Sumber>
DIALEKSIS.COM | Idi Rayeuk - Aktivitas kapal-kapal yang menggunakan pukat trawl atau jaring harimau kembali marak di perairan timur Aceh, khususnya di kawasan Selat Malaka yang meliputi pesisir Aceh Timur dan Kota Langsa.
Yayasan Konservasi Alam Timur Aceh (YAKATA) mendesak pemerintah pusat melalui Kementerian Kelautan dan Perikanan (KKP) agar segera mengambil tindakan tegas.
Ketua Pengurus YAKATA, Zamzami Ali menyatakan bahwa dalam beberapa pekan terakhir nelayan lokal melaporkan keberadaan belasan kapal yang menggunakan alat tangkap terlarang tersebut di perairan Aceh Timur.
Ia menegaskan, praktik ini tidak hanya melanggar hukum, tapi juga sangat merusak keseimbangan ekosistem laut.
“Pukat trawl atau yang lebih dikenal dengan pukat harimau, secara teknis menyeret jaring besar yang menyapu seluruh biota laut tanpa pandang bulu ikan kecil, udang, hingga terumbu karang hancur seketika. Ini bukan hanya ilegal, tapi tindakan perusakan lingkungan yang sistematis,” tegas Zamzami kepada Dialeksis.com, Selasa (15/7/2025).
Menurutnya, efek dari praktik tersebut telah mulai terasa oleh nelayan tradisional. Ketersediaan ikan di perairan pesisir kian menipis, memaksa nelayan kecil berlayar lebih jauh ke tengah laut, bahkan hingga ke perairan negara tetangga seperti Malaysia, Thailand, Myanmar, dan India.
“Tak sedikit nelayan kita yang ditangkap karena melintasi batas wilayah. Ini bukan salah mereka sepenuhnya, tapi karena ekosistem di wilayah kita sudah dikuras habis oleh para pelaku illegal fishing,” lanjutnya.
YAKATA menyoroti bahwa penggunaan pukat trawl tidak hanya mengancam populasi ikan, tapi juga berdampak pada keberlangsungan spesies laut yang rentan punah. Kerusakan habitat dasar laut yang ditimbulkan berdampak jangka panjang terhadap siklus regenerasi biota laut.
Zamzami menyebut, jika kondisi ini terus dibiarkan, perairan timur Aceh akan mengalami kehancuran ekologi yang sulit dipulihkan.

Yang Perlu Dikerjakan>
[1] Tuliskan kembali dengan persis sebagian berita tentang pukat trawl di atas. Mulailah dari kata-kata yang memuat "Yayasan Konservasi Alam", lalu berhenti setelah "perairan Aceh Timur.".
[2] Teruskan berita tentang pukat trawl di perairan timur Aceh itu, mulai sesudah kalimat terakhir yang tercantum.

Isi Dataset>
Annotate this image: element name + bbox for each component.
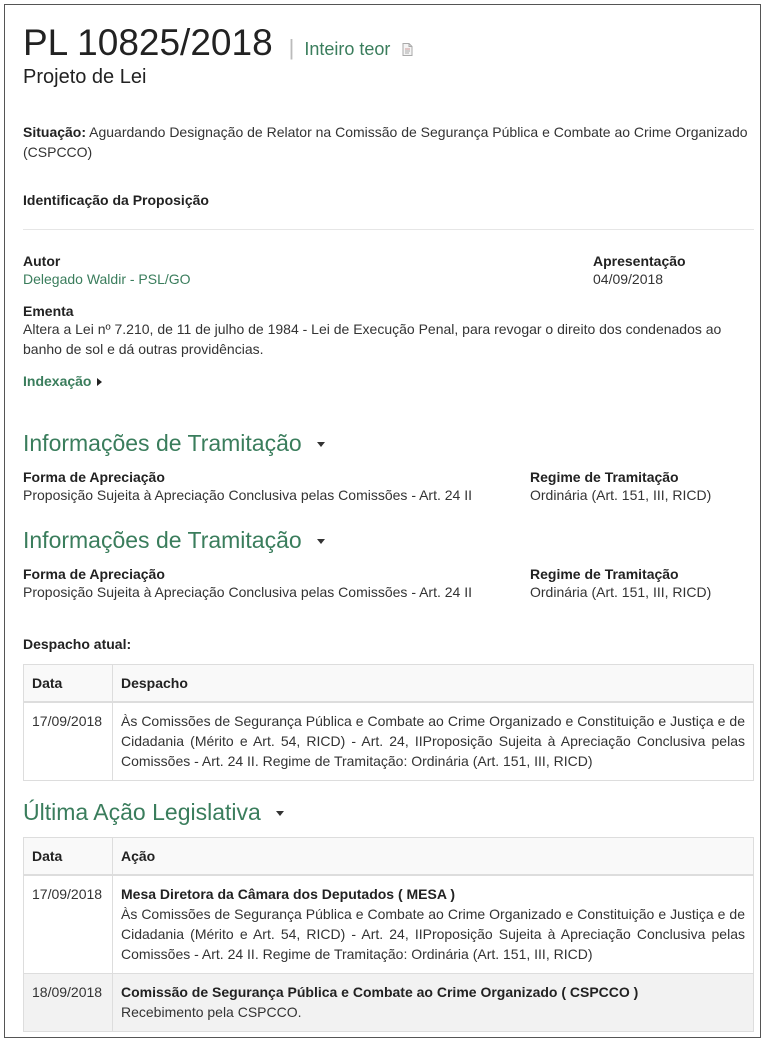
row-despacho: Às Comissões de Segurança Pública e Combate ao Crime Organizado e Constituição e Justiça e de Cidadania (Mérito e Art. 54, RICD) - Art. 24, IIProposição Sujeita à Apreciação Conclusiva pelas Comissões - Art. 24 II. Regime de Tramitação: Ordinária (Art. 151, III, RICD) — [113, 702, 754, 781]
ultima-acao-heading[interactable] — [23, 799, 284, 826]
table-row — [24, 875, 754, 974]
autor-block — [23, 253, 191, 289]
autor-link[interactable]: Delegado Waldir - PSL/GO — [23, 271, 191, 287]
tramitacao-heading-1[interactable] — [23, 430, 325, 457]
regime-value: Ordinária (Art. 151, III, RICD) — [530, 487, 712, 503]
indexacao-toggle[interactable] — [23, 373, 102, 389]
row-acao — [113, 875, 754, 974]
autor-label: Autor — [23, 253, 61, 269]
tramitacao-title: Informações de Tramitação — [23, 430, 302, 456]
regime-tramitacao-1 — [530, 469, 711, 505]
apresentacao-value: 04/09/2018 — [593, 271, 664, 287]
row-acao — [113, 974, 754, 1032]
ementa-label: Ementa — [23, 303, 74, 319]
row-orgao: Mesa Diretora da Câmara dos Deputados ( MESA ) — [121, 886, 456, 902]
apresentacao-label: Apresentação — [593, 253, 686, 269]
table-header-row — [24, 665, 754, 703]
row-texto: Às Comissões de Segurança Pública e Combate ao Crime Organizado e Constituição e Justiça e de Cidadania (Mérito e Art. 54, RICD) - Art. 24, IIProposição Sujeita à Apreciação Conclusiva pelas Comissões - Art. 24 II. Regime de Tramitação: Ordinária (Art. 151, III, RICD) — [121, 906, 745, 962]
tramitacao-title: Informações de Tramitação — [23, 527, 302, 553]
regime-label: Regime de Tramitação — [530, 566, 679, 582]
ultima-acao-table — [23, 837, 754, 1032]
table-row — [24, 702, 754, 781]
forma-value: Proposição Sujeita à Apreciação Conclusiva pelas Comissões - Art. 24 II — [23, 584, 473, 600]
regime-value: Ordinária (Art. 151, III, RICD) — [530, 584, 712, 600]
col-acao: Ação — [113, 838, 754, 876]
caret-down-icon — [317, 539, 325, 544]
forma-value: Proposição Sujeita à Apreciação Conclusiva pelas Comissões - Art. 24 II — [23, 487, 473, 503]
caret-down-icon — [276, 811, 284, 816]
page-subtitle: Projeto de Lei — [23, 66, 147, 88]
tramitacao-heading-2[interactable] — [23, 527, 325, 554]
forma-apreciacao-1 — [23, 469, 472, 505]
document-icon[interactable] — [402, 43, 413, 56]
ultima-acao-title: Última Ação Legislativa — [23, 799, 261, 825]
indexacao-label: Indexação — [23, 373, 92, 389]
apresentacao-block — [593, 253, 686, 289]
ementa-block — [23, 303, 754, 359]
forma-label: Forma de Apreciação — [23, 469, 165, 485]
regime-label: Regime de Tramitação — [530, 469, 679, 485]
divider — [23, 229, 754, 230]
page-title: PL 10825/2018 — [23, 22, 273, 63]
despacho-table — [23, 664, 754, 781]
table-row — [24, 974, 754, 1032]
situacao — [23, 122, 754, 162]
col-data: Data — [24, 665, 113, 703]
forma-label: Forma de Apreciação — [23, 566, 165, 582]
situacao-text: Aguardando Designação de Relator na Comissão de Segurança Pública e Combate ao Crime Organizado (CSPCCO) — [23, 124, 748, 160]
caret-down-icon — [317, 442, 325, 447]
identificacao-heading: Identificação da Proposição — [23, 192, 209, 208]
col-despacho: Despacho — [113, 665, 754, 703]
row-orgao: Comissão de Segurança Pública e Combate ao Crime Organizado ( CSPCCO ) — [121, 984, 639, 1000]
page-frame — [4, 4, 761, 1038]
title-row — [23, 23, 413, 63]
table-header-row — [24, 838, 754, 876]
col-data: Data — [24, 838, 113, 876]
situacao-label: Situação: — [23, 124, 87, 140]
inteiro-teor-link[interactable]: Inteiro teor — [304, 39, 391, 59]
regime-tramitacao-2 — [530, 566, 711, 602]
forma-apreciacao-2 — [23, 566, 472, 602]
row-date: 17/09/2018 — [24, 702, 113, 781]
row-date: 18/09/2018 — [24, 974, 113, 1032]
title-separator: | — [288, 35, 295, 60]
row-texto: Recebimento pela CSPCCO. — [121, 1004, 302, 1020]
caret-right-icon — [97, 378, 102, 386]
ementa-value: Altera a Lei nº 7.210, de 11 de julho de 1984 - Lei de Execução Penal, para revogar o direito dos condenados ao banho de sol e dá outras providências. — [23, 321, 722, 357]
despacho-atual-label: Despacho atual: — [23, 636, 132, 652]
row-date: 17/09/2018 — [24, 875, 113, 974]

Jawaban Tugas>
[1]
Yayasan Konservasi Alam Timur Aceh (YAKATA) mendesak pemerintah pusat melalui Kementerian Kelautan dan Perikanan (KKP) agar segera mengambil tindakan tegas.
Ketua Pengurus YAKATA, Zamzami Ali menyatakan bahwa dalam beberapa pekan terakhir nelayan lokal melaporkan keberadaan belasan kapal yang menggunakan alat tangkap terlarang tersebut di perairan Aceh Timur.

[2]
“Kita sedang menyaksikan kemunduran besar dalam keberlanjutan laut. Pemerintah seharusnya tidak tinggal diam melihat pelanggaran ini terus berulang,” katanya.
Dalam seruannya, YAKATA meminta Direktorat Jenderal Pengawasan Sumber Daya Kelautan dan Perikanan (Ditjen PSDKP) di bawah Kementerian Kelautan dan Perikanan (KKP) untuk melakukan patroli aktif dan konsisten di wilayah perairan Aceh. Penindakan terhadap kapal-kapal yang masih menggunakan pukat trawl harus dilakukan tanpa pandang bulu.
“Kami tidak ingin hanya ada janji di atas kertas. Kami ingin melihat kapal-kapal ilegal itu ditangkap, alat tangkapnya disita, dan pelakunya diproses hukum sebagaimana mestinya,” ujar Zamzami.
YAKATA juga mengatakan bahwa ancaman ini bukan hanya soal lingkungan semata, tetapi juga menyangkut keberlangsungan hidup masyarakat pesisir. Jika ikan-ikan kecil terus ikut terjaring dan populasi menurun, maka masyarakat akan kehilangan mata pencaharian dan ketahanan pangan laut nasional pun akan terganggu.
“Kami percaya bahwa kelautan adalah masa depan bangsa. Tapi jika tidak kita jaga sekarang, kita akan kehilangan semuanya dalam satu dekade ke depan,” tegasnya.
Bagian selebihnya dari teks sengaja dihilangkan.